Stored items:
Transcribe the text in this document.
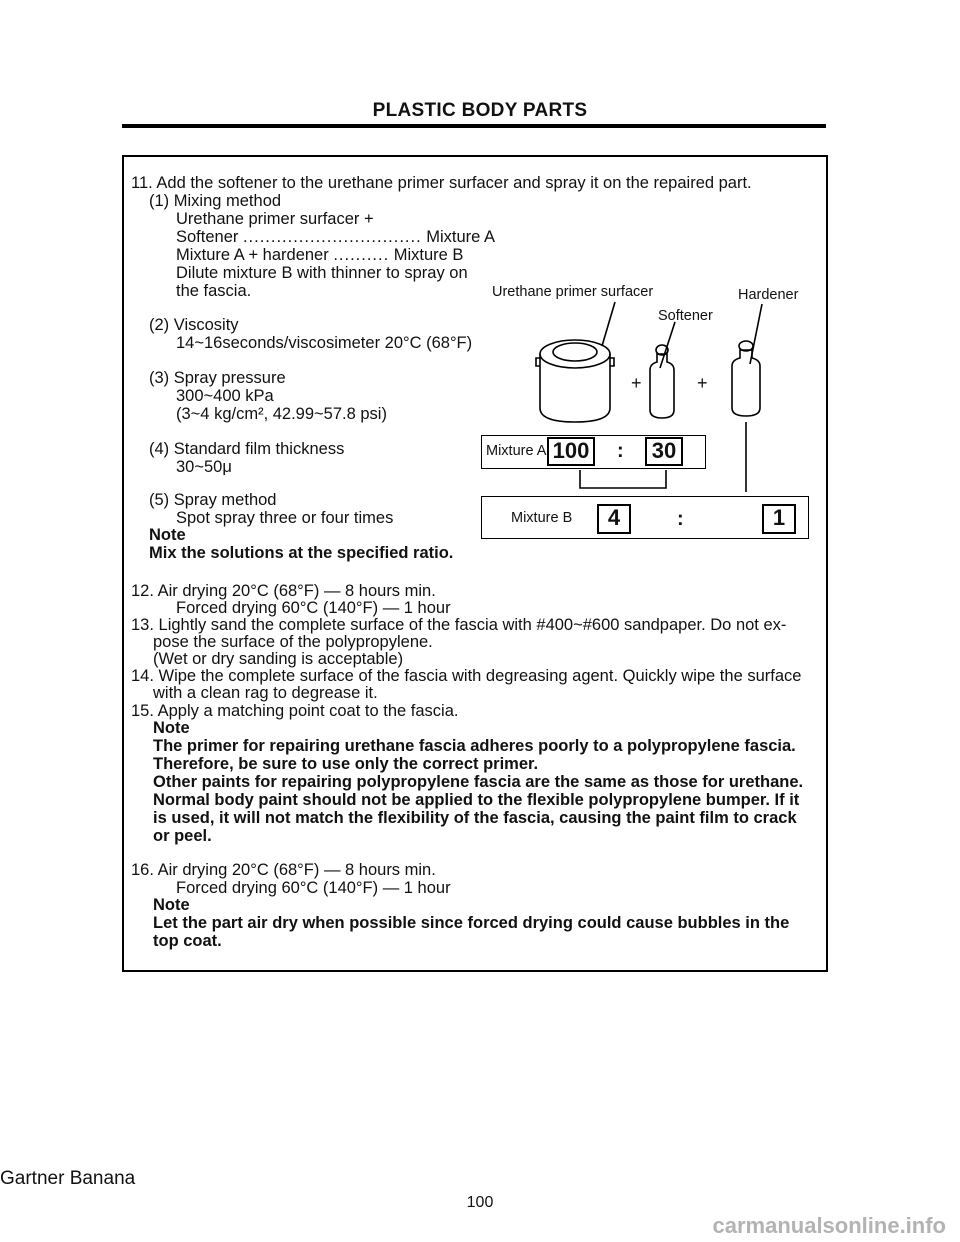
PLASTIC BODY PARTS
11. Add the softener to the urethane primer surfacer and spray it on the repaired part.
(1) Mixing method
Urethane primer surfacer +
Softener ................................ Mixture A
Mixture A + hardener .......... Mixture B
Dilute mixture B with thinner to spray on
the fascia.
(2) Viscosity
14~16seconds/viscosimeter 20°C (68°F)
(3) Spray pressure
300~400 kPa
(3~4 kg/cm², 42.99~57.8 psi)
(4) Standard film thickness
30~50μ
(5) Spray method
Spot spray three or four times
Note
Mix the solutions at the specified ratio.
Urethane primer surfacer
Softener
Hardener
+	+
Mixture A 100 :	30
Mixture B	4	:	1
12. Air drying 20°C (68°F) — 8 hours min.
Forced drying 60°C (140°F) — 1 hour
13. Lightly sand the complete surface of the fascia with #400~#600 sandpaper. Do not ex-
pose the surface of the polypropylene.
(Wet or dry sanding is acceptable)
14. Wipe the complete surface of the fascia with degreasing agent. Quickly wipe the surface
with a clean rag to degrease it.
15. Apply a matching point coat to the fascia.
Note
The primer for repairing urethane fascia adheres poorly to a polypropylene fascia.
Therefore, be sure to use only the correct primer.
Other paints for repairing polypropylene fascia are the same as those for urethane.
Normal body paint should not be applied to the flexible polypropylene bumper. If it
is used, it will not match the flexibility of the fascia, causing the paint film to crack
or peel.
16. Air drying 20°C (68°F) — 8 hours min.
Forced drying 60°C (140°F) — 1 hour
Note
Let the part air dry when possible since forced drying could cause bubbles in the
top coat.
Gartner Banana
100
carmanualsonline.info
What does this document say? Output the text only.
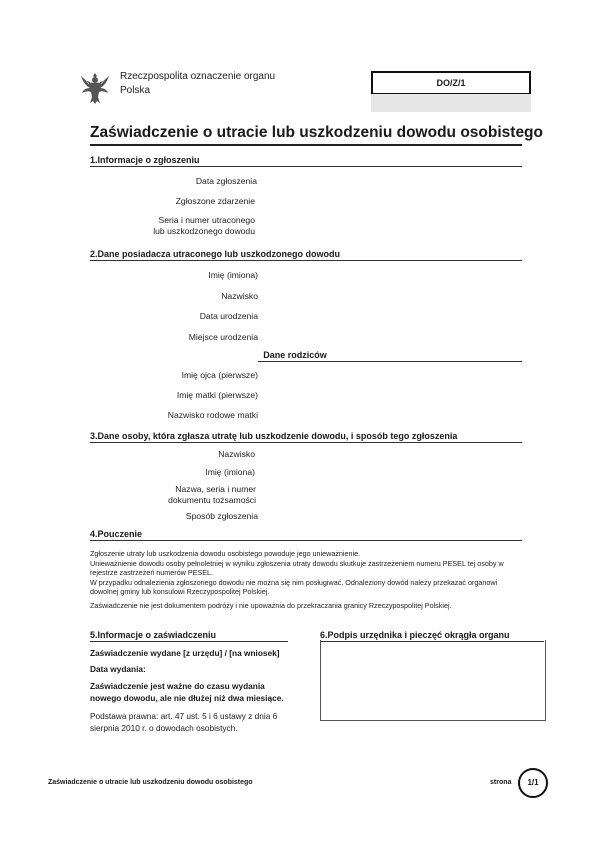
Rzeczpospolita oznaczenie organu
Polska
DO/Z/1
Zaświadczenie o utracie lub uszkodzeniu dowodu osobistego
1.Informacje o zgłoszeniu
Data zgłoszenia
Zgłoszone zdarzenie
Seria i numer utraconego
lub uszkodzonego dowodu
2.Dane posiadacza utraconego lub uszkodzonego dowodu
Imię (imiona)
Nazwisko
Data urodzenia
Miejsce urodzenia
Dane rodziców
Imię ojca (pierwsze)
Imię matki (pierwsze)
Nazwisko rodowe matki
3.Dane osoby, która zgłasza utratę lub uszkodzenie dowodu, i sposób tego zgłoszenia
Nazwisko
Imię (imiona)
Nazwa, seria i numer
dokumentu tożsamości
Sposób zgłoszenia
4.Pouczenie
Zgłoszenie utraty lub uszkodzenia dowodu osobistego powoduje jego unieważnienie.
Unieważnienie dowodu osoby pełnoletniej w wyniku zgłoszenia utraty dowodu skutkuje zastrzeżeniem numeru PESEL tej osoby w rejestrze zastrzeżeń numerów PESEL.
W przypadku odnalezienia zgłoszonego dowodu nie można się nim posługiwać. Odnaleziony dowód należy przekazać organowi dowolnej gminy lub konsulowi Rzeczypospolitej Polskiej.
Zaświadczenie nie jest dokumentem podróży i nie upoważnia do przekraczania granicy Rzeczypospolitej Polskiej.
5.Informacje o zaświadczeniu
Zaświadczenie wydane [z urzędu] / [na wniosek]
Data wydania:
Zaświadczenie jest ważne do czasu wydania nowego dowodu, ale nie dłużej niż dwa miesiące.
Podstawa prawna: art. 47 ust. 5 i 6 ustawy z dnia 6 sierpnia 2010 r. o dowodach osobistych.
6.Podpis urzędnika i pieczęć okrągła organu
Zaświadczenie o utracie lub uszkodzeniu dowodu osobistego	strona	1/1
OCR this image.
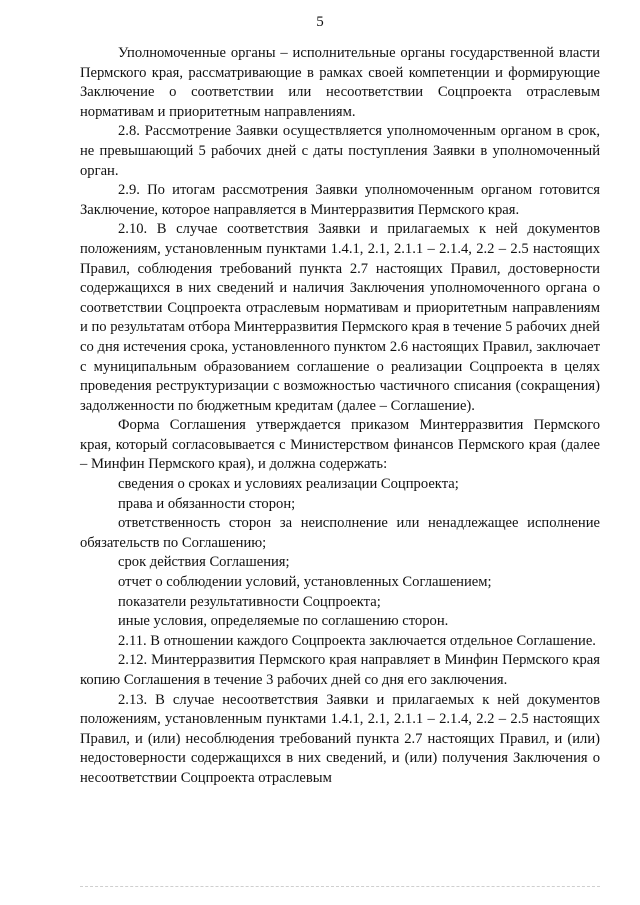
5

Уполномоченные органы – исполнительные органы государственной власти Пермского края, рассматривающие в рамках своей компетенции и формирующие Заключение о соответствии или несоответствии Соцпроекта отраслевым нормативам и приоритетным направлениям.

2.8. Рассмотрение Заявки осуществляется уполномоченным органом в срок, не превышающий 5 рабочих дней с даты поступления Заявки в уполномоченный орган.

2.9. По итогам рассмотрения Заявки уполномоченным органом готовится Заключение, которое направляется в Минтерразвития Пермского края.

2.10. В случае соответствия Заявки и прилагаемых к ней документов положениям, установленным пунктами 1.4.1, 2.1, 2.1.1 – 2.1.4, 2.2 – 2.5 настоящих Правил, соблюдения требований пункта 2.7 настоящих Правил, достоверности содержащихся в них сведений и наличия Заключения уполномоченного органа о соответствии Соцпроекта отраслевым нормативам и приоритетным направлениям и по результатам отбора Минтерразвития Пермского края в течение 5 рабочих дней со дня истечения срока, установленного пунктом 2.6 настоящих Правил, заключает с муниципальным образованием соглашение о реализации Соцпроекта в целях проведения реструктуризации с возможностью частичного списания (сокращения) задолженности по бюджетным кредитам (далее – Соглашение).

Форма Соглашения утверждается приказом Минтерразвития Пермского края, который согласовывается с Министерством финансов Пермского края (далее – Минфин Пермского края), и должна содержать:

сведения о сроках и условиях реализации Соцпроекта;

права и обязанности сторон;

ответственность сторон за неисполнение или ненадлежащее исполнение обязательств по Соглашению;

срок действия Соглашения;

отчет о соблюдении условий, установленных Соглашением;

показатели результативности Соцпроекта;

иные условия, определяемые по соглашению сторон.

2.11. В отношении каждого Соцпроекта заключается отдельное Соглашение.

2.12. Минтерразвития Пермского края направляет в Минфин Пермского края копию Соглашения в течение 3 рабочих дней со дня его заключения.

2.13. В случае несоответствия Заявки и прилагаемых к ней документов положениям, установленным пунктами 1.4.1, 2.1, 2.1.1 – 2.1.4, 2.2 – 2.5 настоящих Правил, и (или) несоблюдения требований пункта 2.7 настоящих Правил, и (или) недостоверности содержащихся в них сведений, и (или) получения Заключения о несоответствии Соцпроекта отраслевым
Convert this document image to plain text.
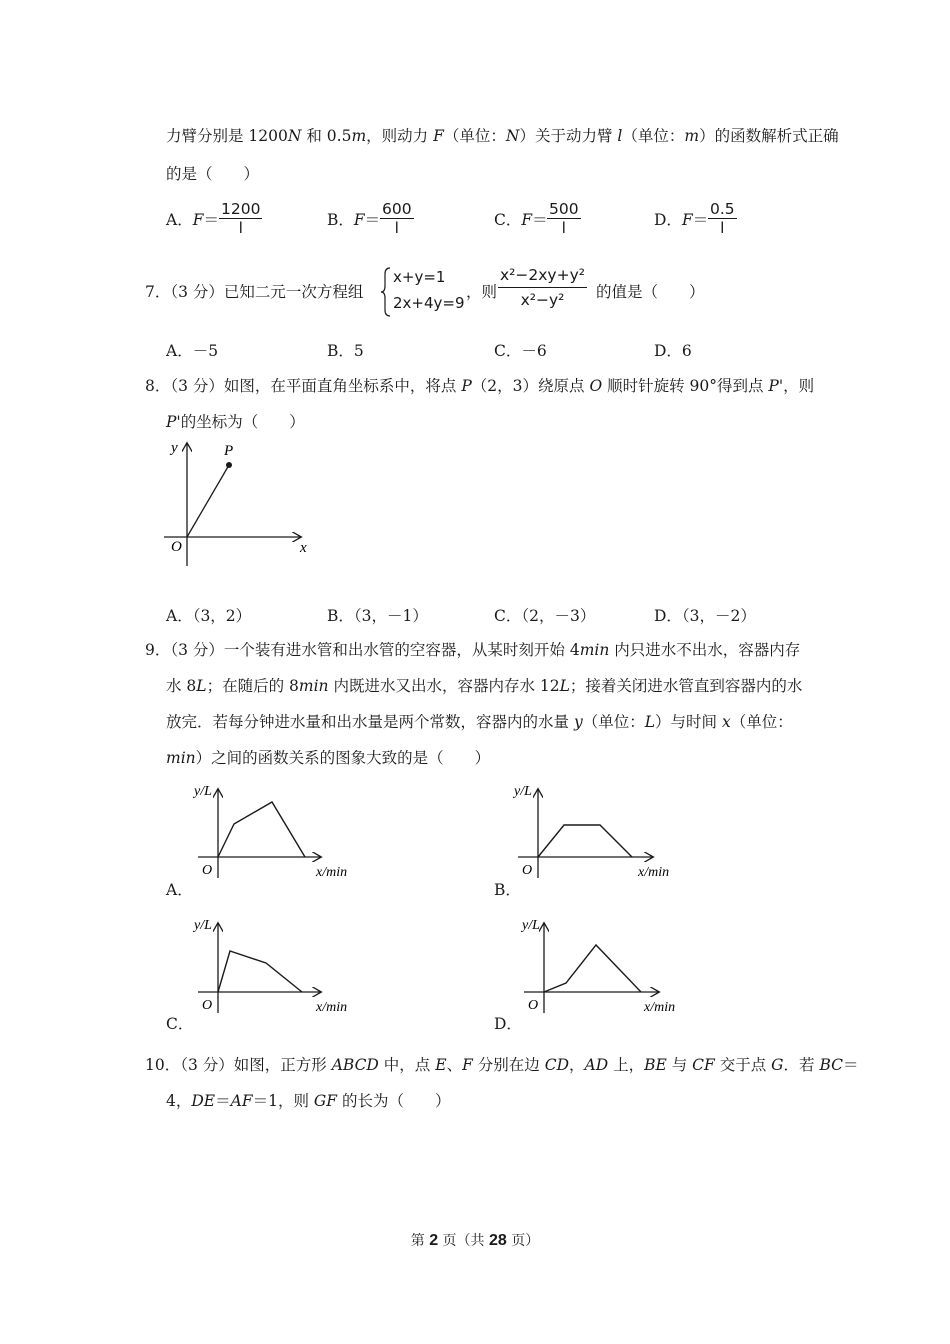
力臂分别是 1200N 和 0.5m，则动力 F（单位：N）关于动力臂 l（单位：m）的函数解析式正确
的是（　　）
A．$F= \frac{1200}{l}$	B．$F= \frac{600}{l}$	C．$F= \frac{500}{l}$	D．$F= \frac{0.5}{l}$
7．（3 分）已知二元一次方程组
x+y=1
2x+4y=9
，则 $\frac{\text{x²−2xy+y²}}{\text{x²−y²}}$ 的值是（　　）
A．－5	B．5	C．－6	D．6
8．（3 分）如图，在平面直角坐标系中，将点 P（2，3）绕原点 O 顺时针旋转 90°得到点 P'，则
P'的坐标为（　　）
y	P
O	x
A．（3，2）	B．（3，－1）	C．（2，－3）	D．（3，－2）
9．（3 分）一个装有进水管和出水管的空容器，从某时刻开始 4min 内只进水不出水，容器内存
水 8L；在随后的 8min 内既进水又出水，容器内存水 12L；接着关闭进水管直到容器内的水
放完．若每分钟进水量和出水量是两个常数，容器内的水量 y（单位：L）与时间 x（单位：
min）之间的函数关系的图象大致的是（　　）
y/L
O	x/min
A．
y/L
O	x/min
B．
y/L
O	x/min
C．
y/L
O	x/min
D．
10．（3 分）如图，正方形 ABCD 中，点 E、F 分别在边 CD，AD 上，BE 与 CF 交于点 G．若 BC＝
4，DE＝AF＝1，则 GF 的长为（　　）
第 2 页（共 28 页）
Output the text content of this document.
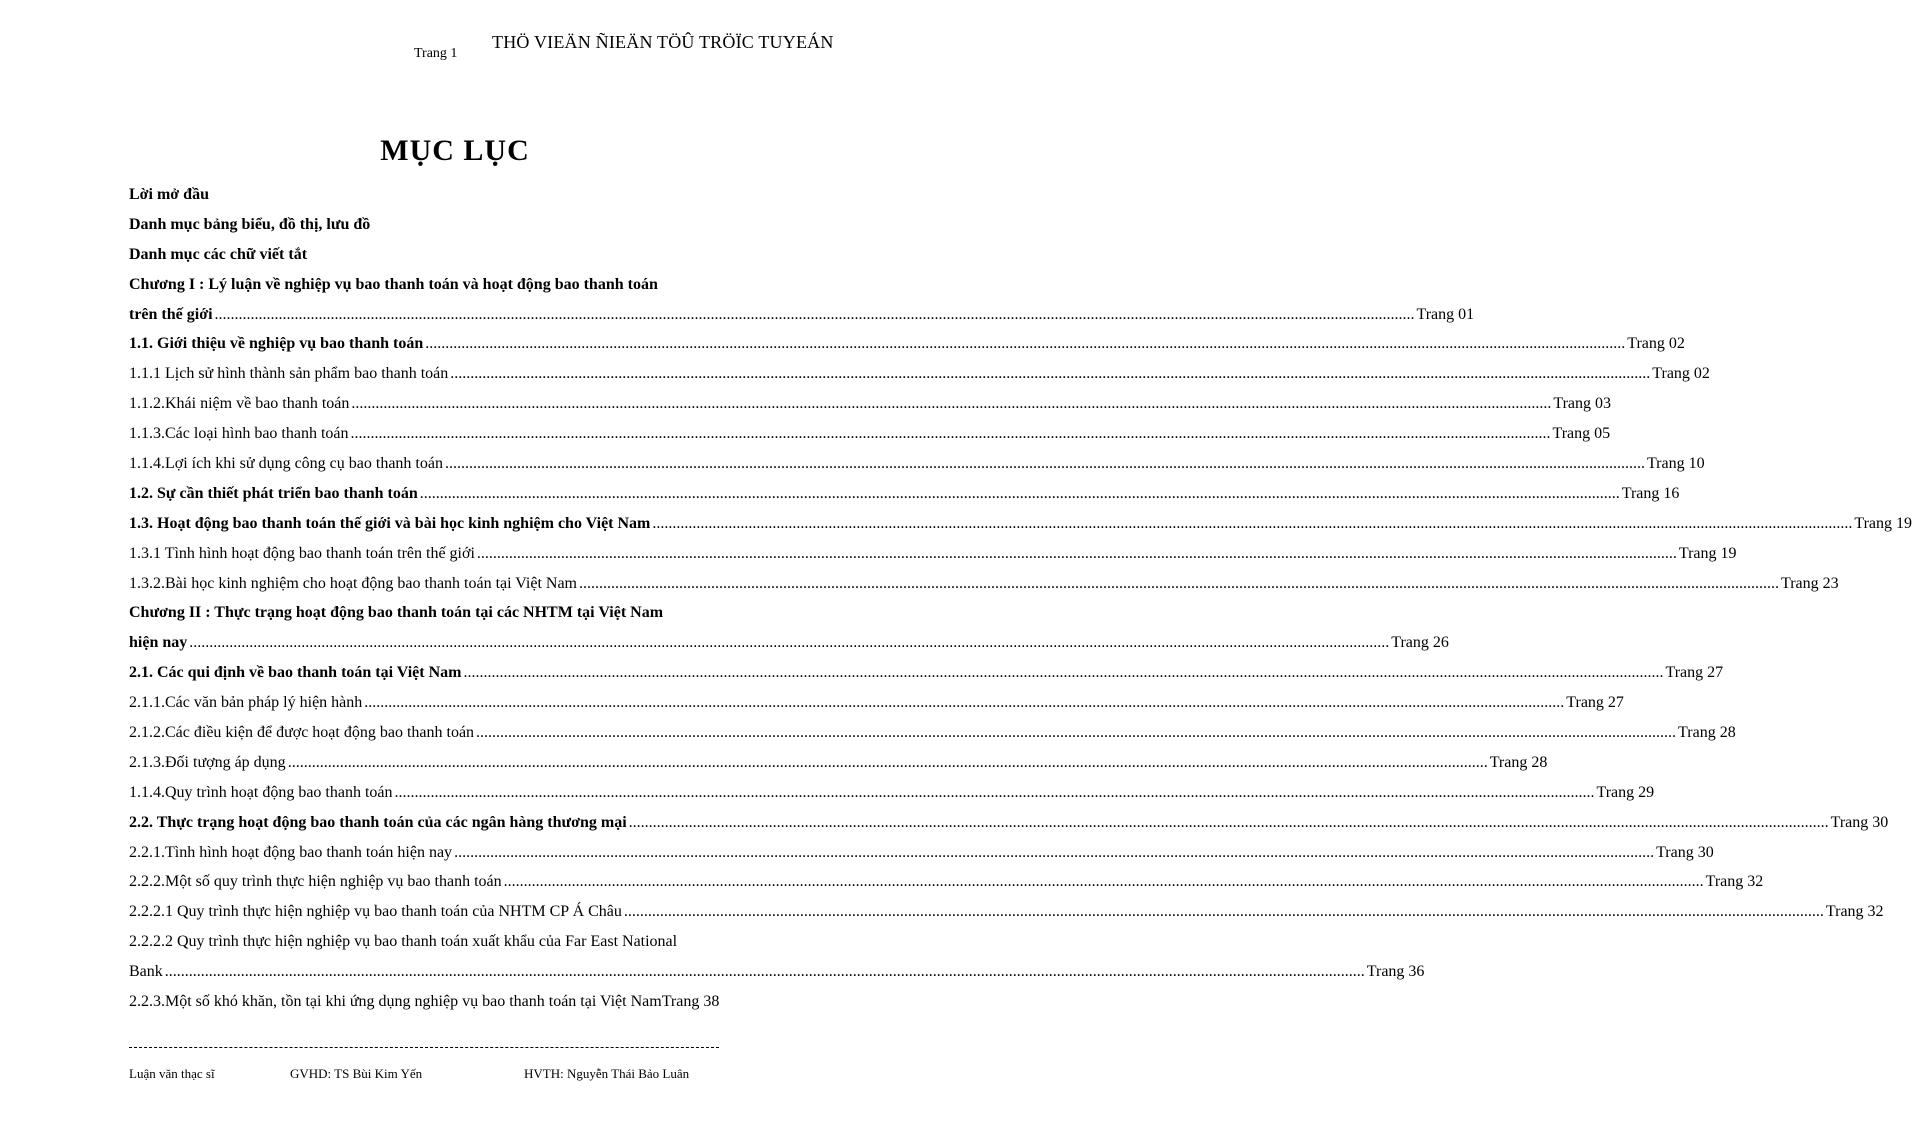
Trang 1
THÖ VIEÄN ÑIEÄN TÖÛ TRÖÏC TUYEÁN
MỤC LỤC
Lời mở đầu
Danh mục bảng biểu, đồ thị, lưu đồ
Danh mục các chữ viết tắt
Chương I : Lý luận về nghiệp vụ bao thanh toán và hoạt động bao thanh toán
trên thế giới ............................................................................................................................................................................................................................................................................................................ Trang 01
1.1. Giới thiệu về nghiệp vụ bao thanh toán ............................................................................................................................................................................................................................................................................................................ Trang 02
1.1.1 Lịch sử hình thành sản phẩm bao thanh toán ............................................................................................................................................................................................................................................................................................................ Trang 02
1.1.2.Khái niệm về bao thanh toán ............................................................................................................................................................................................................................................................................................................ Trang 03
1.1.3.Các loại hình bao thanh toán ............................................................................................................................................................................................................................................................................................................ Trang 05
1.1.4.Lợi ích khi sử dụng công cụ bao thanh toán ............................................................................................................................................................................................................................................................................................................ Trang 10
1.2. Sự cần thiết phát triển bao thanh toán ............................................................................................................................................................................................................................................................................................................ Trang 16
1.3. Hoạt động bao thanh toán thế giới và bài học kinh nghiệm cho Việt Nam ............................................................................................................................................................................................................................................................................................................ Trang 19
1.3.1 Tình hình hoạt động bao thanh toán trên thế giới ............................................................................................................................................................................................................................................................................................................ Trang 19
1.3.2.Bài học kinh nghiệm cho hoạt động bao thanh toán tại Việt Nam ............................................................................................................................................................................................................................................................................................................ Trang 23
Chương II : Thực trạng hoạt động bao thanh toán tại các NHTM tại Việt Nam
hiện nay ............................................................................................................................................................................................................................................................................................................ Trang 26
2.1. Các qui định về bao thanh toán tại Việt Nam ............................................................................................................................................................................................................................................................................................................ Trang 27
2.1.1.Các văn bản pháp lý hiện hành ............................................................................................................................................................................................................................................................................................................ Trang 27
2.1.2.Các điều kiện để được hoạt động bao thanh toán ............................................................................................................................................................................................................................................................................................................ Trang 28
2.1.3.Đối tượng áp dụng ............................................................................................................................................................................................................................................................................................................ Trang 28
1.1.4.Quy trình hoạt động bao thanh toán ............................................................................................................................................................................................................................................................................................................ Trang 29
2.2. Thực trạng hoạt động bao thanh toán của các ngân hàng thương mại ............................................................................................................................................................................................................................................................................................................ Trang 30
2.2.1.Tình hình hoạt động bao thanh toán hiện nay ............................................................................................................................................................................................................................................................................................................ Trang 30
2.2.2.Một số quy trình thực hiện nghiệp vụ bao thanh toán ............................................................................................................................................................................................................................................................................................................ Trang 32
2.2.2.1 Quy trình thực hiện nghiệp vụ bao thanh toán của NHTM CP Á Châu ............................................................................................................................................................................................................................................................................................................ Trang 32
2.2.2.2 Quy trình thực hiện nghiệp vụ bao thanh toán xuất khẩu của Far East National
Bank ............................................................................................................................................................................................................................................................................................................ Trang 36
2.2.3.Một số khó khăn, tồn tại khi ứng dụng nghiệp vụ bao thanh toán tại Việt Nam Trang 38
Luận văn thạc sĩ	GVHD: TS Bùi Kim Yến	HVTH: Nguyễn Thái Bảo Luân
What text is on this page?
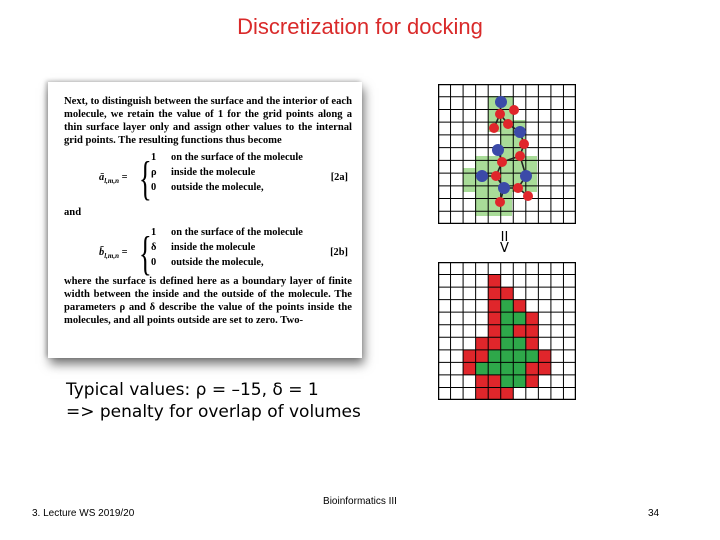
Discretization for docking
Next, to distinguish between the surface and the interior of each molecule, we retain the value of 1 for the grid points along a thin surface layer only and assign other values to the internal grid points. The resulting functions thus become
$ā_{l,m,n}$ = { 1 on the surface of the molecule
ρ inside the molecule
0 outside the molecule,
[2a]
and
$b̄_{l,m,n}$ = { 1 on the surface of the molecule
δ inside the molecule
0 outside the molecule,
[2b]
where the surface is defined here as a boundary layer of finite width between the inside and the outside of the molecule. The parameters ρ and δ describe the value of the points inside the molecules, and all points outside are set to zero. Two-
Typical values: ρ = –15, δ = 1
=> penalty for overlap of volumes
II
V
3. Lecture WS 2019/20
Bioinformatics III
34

What the exercise asks: Scan the listing above. Gather each line that contains the word "polypropylene".

Exercise solution:
pose the surface of the polypropylene.
The primer for repairing urethane fascia adheres poorly to a polypropylene fascia.
Other paints for repairing polypropylene fascia are the same as those for urethane.
Normal body paint should not be applied to the flexible polypropylene bumper. If it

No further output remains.